* Exercise prompt:
Below are entries; copy exactly, and only, the lines from the one containing "Transcribe the text in this document." through their final line, leaving out pictures.

* Data provided:

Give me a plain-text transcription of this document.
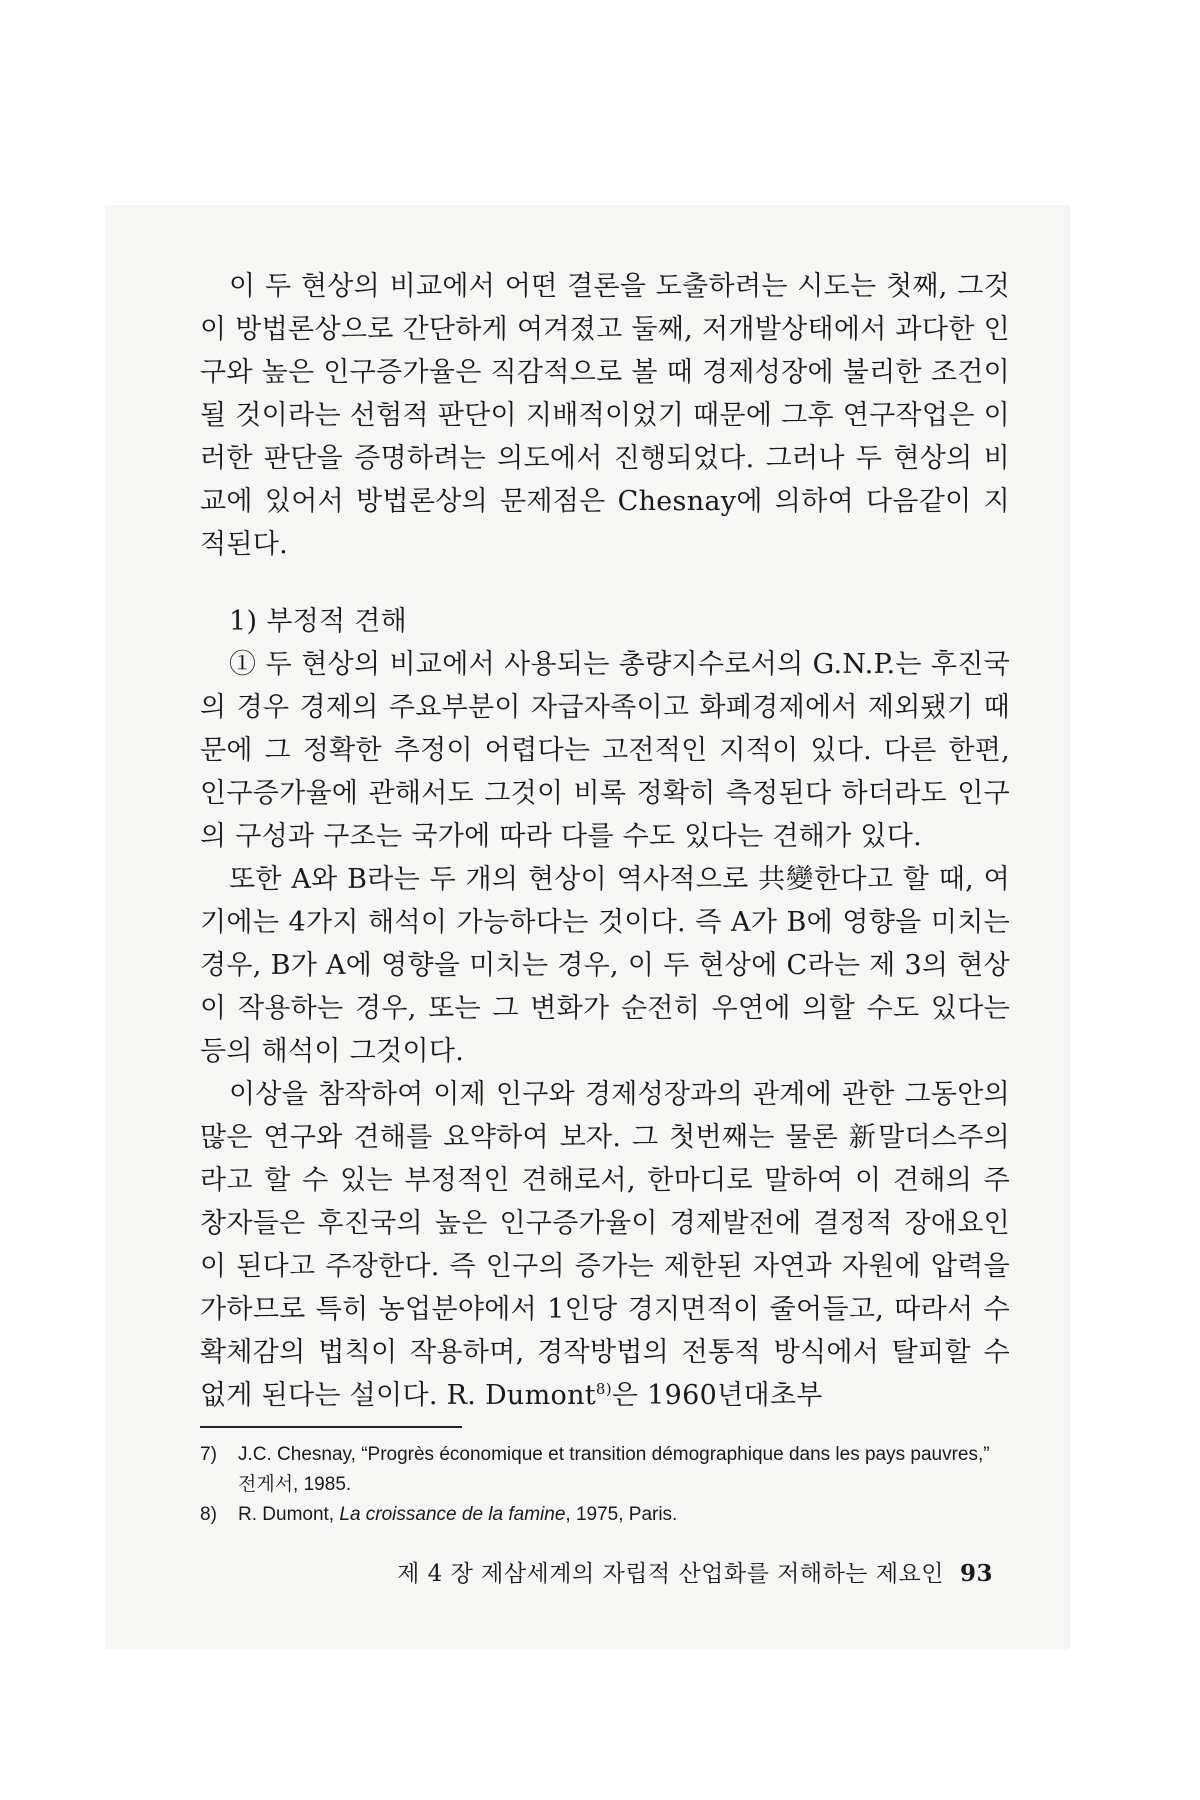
이 두 현상의 비교에서 어떤 결론을 도출하려는 시도는 첫째, 그것이 방법론상으로 간단하게 여겨졌고 둘째, 저개발상태에서 과다한 인구와 높은 인구증가율은 직감적으로 볼 때 경제성장에 불리한 조건이 될 것이라는 선험적 판단이 지배적이었기 때문에 그후 연구작업은 이러한 판단을 증명하려는 의도에서 진행되었다. 그러나 두 현상의 비교에 있어서 방법론상의 문제점은 Chesnay에 의하여 다음같이 지적된다.

1) 부정적 견해

① 두 현상의 비교에서 사용되는 총량지수로서의 G.N.P.는 후진국의 경우 경제의 주요부분이 자급자족이고 화폐경제에서 제외됐기 때문에 그 정확한 추정이 어렵다는 고전적인 지적이 있다. 다른 한편, 인구증가율에 관해서도 그것이 비록 정확히 측정된다 하더라도 인구의 구성과 구조는 국가에 따라 다를 수도 있다는 견해가 있다.

또한 A와 B라는 두 개의 현상이 역사적으로 共變한다고 할 때, 여기에는 4가지 해석이 가능하다는 것이다. 즉 A가 B에 영향을 미치는 경우, B가 A에 영향을 미치는 경우, 이 두 현상에 C라는 제 3의 현상이 작용하는 경우, 또는 그 변화가 순전히 우연에 의할 수도 있다는 등의 해석이 그것이다.

이상을 참작하여 이제 인구와 경제성장과의 관계에 관한 그동안의 많은 연구와 견해를 요약하여 보자. 그 첫번째는 물론 新말더스주의라고 할 수 있는 부정적인 견해로서, 한마디로 말하여 이 견해의 주창자들은 후진국의 높은 인구증가율이 경제발전에 결정적 장애요인이 된다고 주장한다. 즉 인구의 증가는 제한된 자연과 자원에 압력을 가하므로 특히 농업분야에서 1인당 경지면적이 줄어들고, 따라서 수확체감의 법칙이 작용하며, 경작방법의 전통적 방식에서 탈피할 수 없게 된다는 설이다. R. Dumont$^{8)}$은 1960년대초부

7) J.C. Chesnay, “Progrès économique et transition démographique dans les pays pauvres,” 전게서, 1985.

8) R. Dumont, La croissance de la famine, 1975, Paris.

제 4 장 제삼세계의 자립적 산업화를 저해하는 제요인 93
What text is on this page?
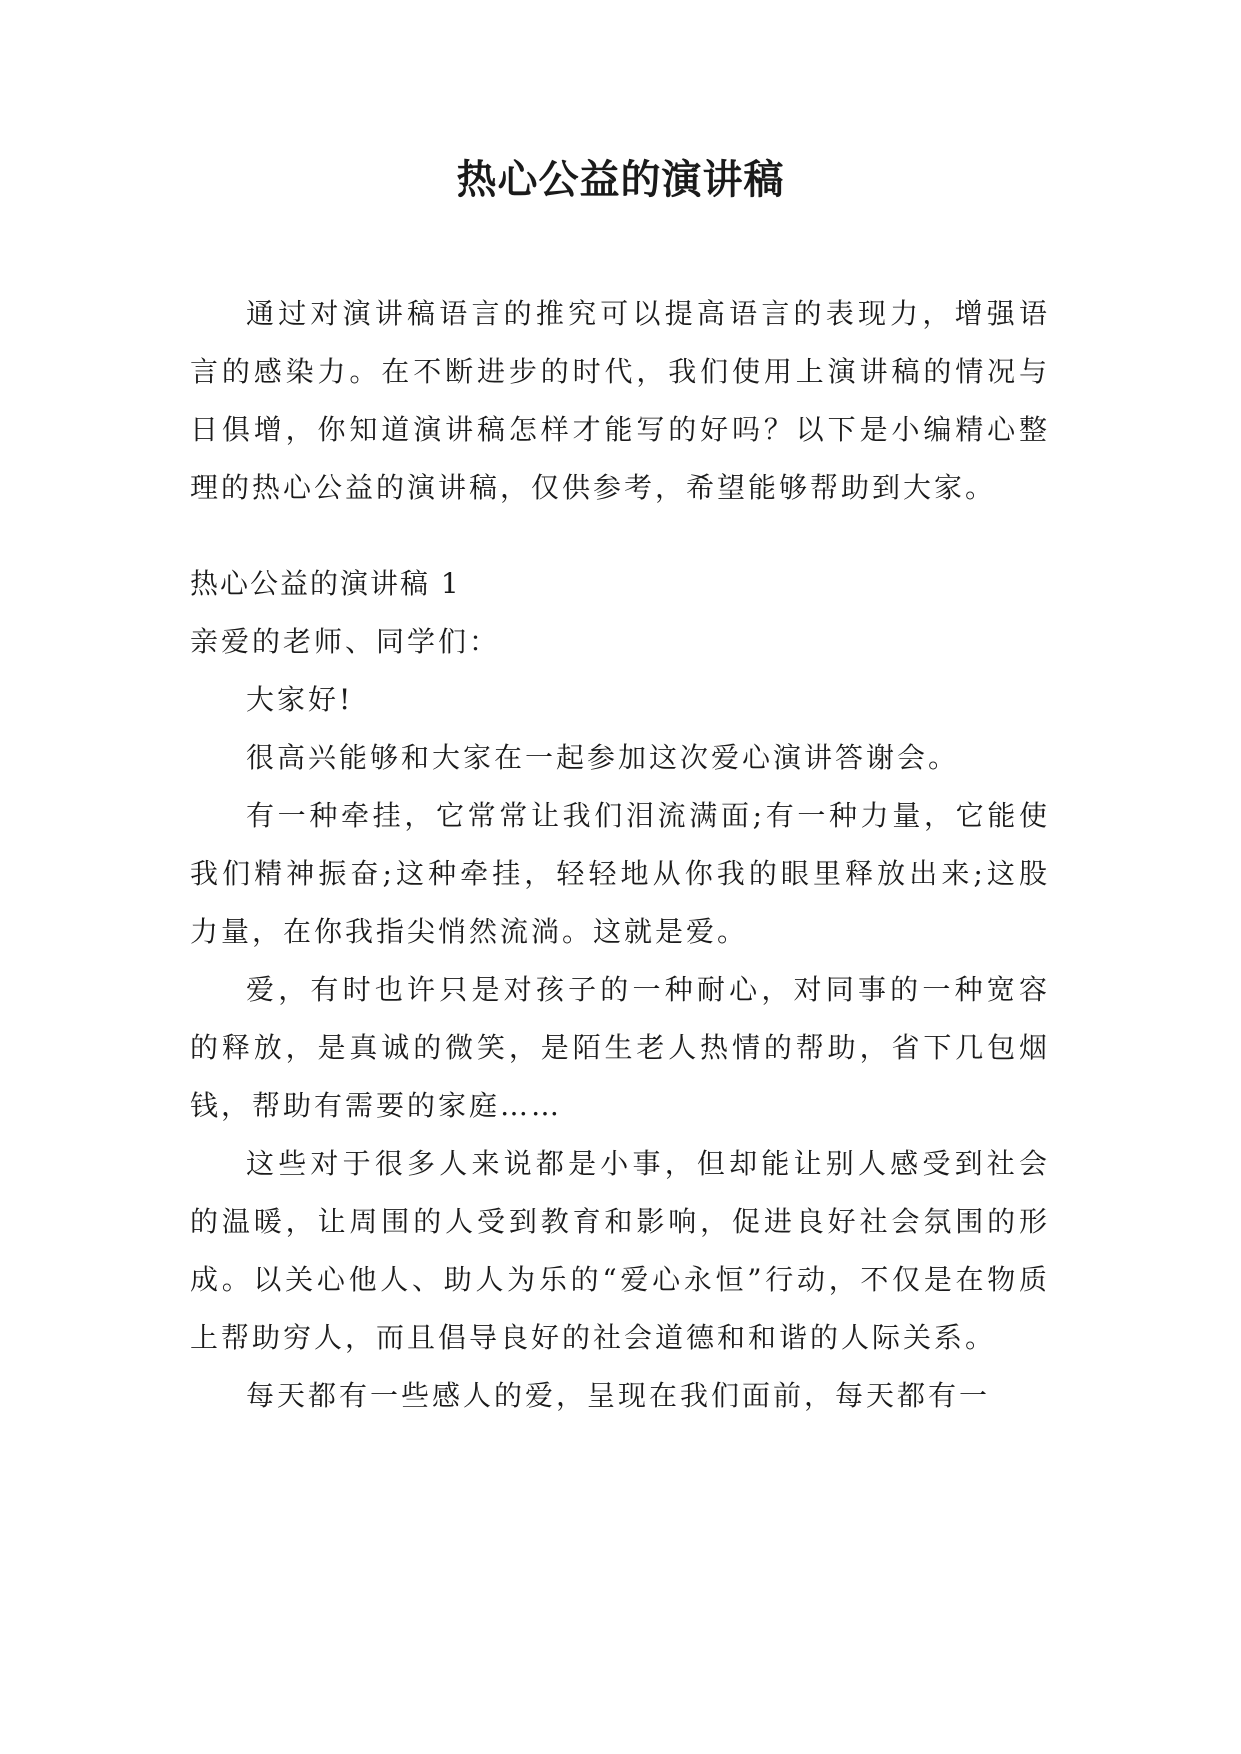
热心公益的演讲稿

通过对演讲稿语言的推究可以提高语言的表现力，增强语言的感染力。在不断进步的时代，我们使用上演讲稿的情况与日俱增，你知道演讲稿怎样才能写的好吗？以下是小编精心整理的热心公益的演讲稿，仅供参考，希望能够帮助到大家。

热心公益的演讲稿 1

亲爱的老师、同学们：

大家好!

很高兴能够和大家在一起参加这次爱心演讲答谢会。

有一种牵挂，它常常让我们泪流满面;有一种力量，它能使我们精神振奋;这种牵挂，轻轻地从你我的眼里释放出来;这股力量，在你我指尖悄然流淌。这就是爱。

爱，有时也许只是对孩子的一种耐心，对同事的一种宽容的释放，是真诚的微笑，是陌生老人热情的帮助，省下几包烟钱，帮助有需要的家庭……

这些对于很多人来说都是小事，但却能让别人感受到社会的温暖，让周围的人受到教育和影响，促进良好社会氛围的形成。以关心他人、助人为乐的“爱心永恒”行动，不仅是在物质上帮助穷人，而且倡导良好的社会道德和和谐的人际关系。

每天都有一些感人的爱，呈现在我们面前，每天都有一
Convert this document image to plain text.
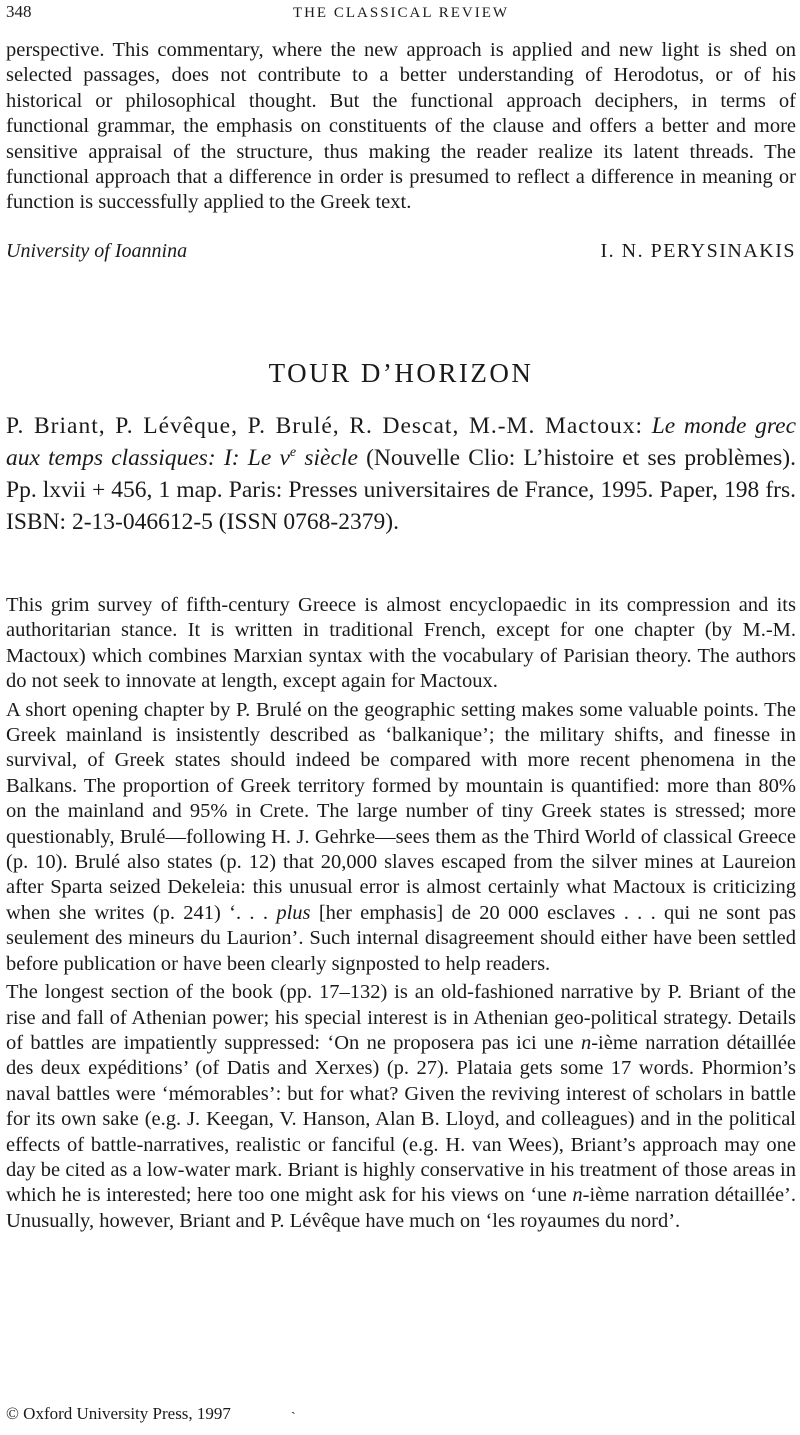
348	THE CLASSICAL REVIEW

perspective. This commentary, where the new approach is applied and new light is shed on selected passages, does not contribute to a better understanding of Herodotus, or of his historical or philosophical thought. But the functional approach deciphers, in terms of functional grammar, the emphasis on constituents of the clause and offers a better and more sensitive appraisal of the structure, thus making the reader realize its latent threads. The functional approach that a difference in order is presumed to reflect a difference in meaning or function is successfully applied to the Greek text.

University of Ioannina	I. N. PERYSINAKIS
TOUR D’HORIZON
P. Briant, P. Lévêque, P. Brulé, R. Descat, M.-M. Mactoux: Le monde grec aux temps classiques: I: Le $v^e$ siècle (Nouvelle Clio: L’histoire et ses problèmes). Pp. lxvii + 456, 1 map. Paris: Presses universitaires de France, 1995. Paper, 198 frs. ISBN: 2-13-046612-5 (ISSN 0768-2379).

This grim survey of fifth-century Greece is almost encyclopaedic in its compression and its authoritarian stance. It is written in traditional French, except for one chapter (by M.-M. Mactoux) which combines Marxian syntax with the vocabulary of Parisian theory. The authors do not seek to innovate at length, except again for Mactoux.

A short opening chapter by P. Brulé on the geographic setting makes some valuable points. The Greek mainland is insistently described as ‘balkanique’; the military shifts, and finesse in survival, of Greek states should indeed be compared with more recent phenomena in the Balkans. The proportion of Greek territory formed by mountain is quantified: more than 80% on the mainland and 95% in Crete. The large number of tiny Greek states is stressed; more questionably, Brulé—following H. J. Gehrke—sees them as the Third World of classical Greece (p. 10). Brulé also states (p. 12) that 20,000 slaves escaped from the silver mines at Laureion after Sparta seized Dekeleia: this unusual error is almost certainly what Mactoux is criticizing when she writes (p. 241) ‘. . . plus [her emphasis] de 20 000 esclaves . . . qui ne sont pas seulement des mineurs du Laurion’. Such internal disagreement should either have been settled before publication or have been clearly signposted to help readers.

The longest section of the book (pp. 17–132) is an old-fashioned narrative by P. Briant of the rise and fall of Athenian power; his special interest is in Athenian geo-political strategy. Details of battles are impatiently suppressed: ‘On ne proposera pas ici une n-ième narration détaillée des deux expéditions’ (of Datis and Xerxes) (p. 27). Plataia gets some 17 words. Phormion’s naval battles were ‘mémorables’: but for what? Given the reviving interest of scholars in battle for its own sake (e.g. J. Keegan, V. Hanson, Alan B. Lloyd, and colleagues) and in the political effects of battle-narratives, realistic or fanciful (e.g. H. van Wees), Briant’s approach may one day be cited as a low-water mark. Briant is highly conservative in his treatment of those areas in which he is interested; here too one might ask for his views on ‘une n-ième narration détaillée’. Unusually, however, Briant and P. Lévêque have much on ‘les royaumes du nord’.

© Oxford University Press, 1997	ˎ
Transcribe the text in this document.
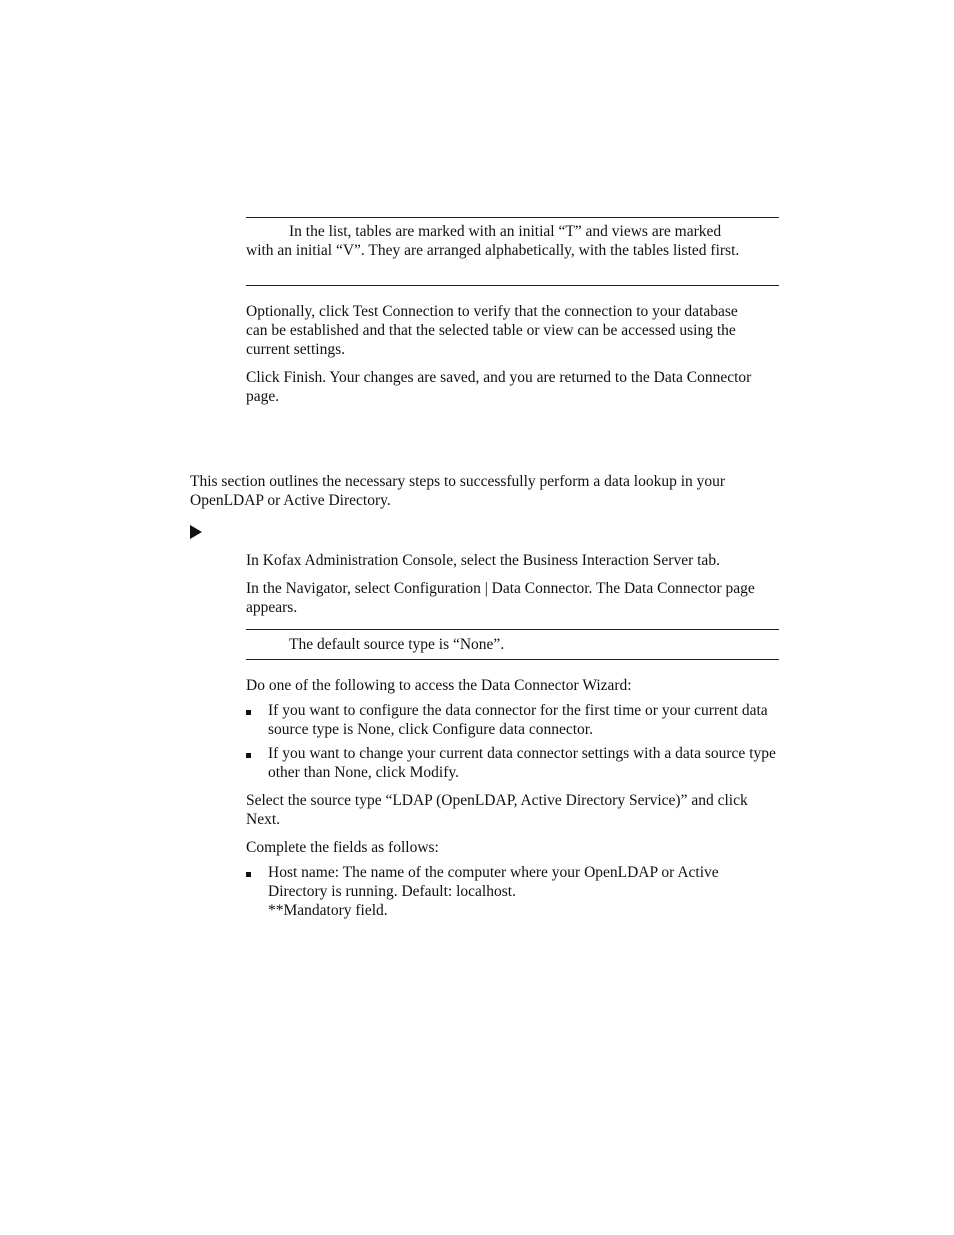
In the list, tables are marked with an initial “T” and views are marked

with an initial “V”. They are arranged alphabetically, with the tables listed first.

Optionally, click Test Connection to verify that the connection to your database can be established and that the selected table or view can be accessed using the current settings.

Click Finish. Your changes are saved, and you are returned to the Data Connector page.

This section outlines the necessary steps to successfully perform a data lookup in your OpenLDAP or Active Directory.

In Kofax Administration Console, select the Business Interaction Server tab.

In the Navigator, select Configuration | Data Connector. The Data Connector page appears.

The default source type is “None”.

Do one of the following to access the Data Connector Wizard:

If you want to configure the data connector for the first time or your current data source type is None, click Configure data connector.

If you want to change your current data connector settings with a data source type other than None, click Modify.

Select the source type “LDAP (OpenLDAP, Active Directory Service)” and click Next.

Complete the fields as follows:

Host name: The name of the computer where your OpenLDAP or Active Directory is running. Default: localhost.

**Mandatory field.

* Final answer:
Transcribe the text in this document.
In the list, tables are marked with an initial “T” and views are marked

with an initial “V”. They are arranged alphabetically, with the tables listed first.

Optionally, click Test Connection to verify that the connection to your database can be established and that the selected table or view can be accessed using the current settings.

Click Finish. Your changes are saved, and you are returned to the Data Connector page.

This section outlines the necessary steps to successfully perform a data lookup in your OpenLDAP or Active Directory.

In Kofax Administration Console, select the Business Interaction Server tab.

In the Navigator, select Configuration | Data Connector. The Data Connector page appears.

The default source type is “None”.

Do one of the following to access the Data Connector Wizard:

If you want to configure the data connector for the first time or your current data source type is None, click Configure data connector.

If you want to change your current data connector settings with a data source type other than None, click Modify.

Select the source type “LDAP (OpenLDAP, Active Directory Service)” and click Next.

Complete the fields as follows:

Host name: The name of the computer where your OpenLDAP or Active Directory is running. Default: localhost.

**Mandatory field.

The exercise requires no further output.